(Stored dataset items)
--- START ---

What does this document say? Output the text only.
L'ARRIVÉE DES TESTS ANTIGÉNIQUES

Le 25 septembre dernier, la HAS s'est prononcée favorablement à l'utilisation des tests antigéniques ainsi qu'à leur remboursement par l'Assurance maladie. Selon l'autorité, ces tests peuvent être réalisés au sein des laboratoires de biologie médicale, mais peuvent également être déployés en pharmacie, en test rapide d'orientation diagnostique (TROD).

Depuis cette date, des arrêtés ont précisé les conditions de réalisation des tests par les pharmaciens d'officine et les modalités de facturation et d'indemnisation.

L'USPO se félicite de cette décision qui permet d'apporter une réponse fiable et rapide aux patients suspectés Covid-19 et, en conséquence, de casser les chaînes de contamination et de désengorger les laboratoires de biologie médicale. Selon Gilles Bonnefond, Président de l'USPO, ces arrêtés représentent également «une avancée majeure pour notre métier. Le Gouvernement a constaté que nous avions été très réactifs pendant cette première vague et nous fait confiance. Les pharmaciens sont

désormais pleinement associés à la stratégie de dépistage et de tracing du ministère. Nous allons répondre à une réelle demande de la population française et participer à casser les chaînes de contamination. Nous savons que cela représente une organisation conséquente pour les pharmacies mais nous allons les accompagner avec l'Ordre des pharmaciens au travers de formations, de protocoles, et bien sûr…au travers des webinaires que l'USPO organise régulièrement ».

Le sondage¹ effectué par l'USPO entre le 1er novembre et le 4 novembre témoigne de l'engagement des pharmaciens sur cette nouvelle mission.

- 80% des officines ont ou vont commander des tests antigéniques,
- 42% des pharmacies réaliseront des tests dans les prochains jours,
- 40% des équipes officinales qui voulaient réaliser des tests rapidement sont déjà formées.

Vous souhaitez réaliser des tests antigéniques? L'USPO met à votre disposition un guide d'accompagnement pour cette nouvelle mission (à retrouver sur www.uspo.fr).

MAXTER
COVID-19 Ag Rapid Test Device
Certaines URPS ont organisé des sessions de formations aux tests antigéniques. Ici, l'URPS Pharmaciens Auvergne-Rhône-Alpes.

--- END ---

*Exercise brief*
Which lines in the data hold the string "pharmacies"? Copy each of them.

*Solution for this exercise*
désormais pleinement associés à la stratégie de dépistage et de tracing du ministère. Nous allons répondre à une réelle demande de la population française et participer à casser les chaînes de contamination. Nous savons que cela représente une organisation conséquente pour les pharmacies mais nous allons les accompagner avec l'Ordre des pharmaciens au travers de formations, de protocoles, et bien sûr…au travers des webinaires que l'USPO organise régulièrement ».
- 42% des pharmacies réaliseront des tests dans les prochains jours,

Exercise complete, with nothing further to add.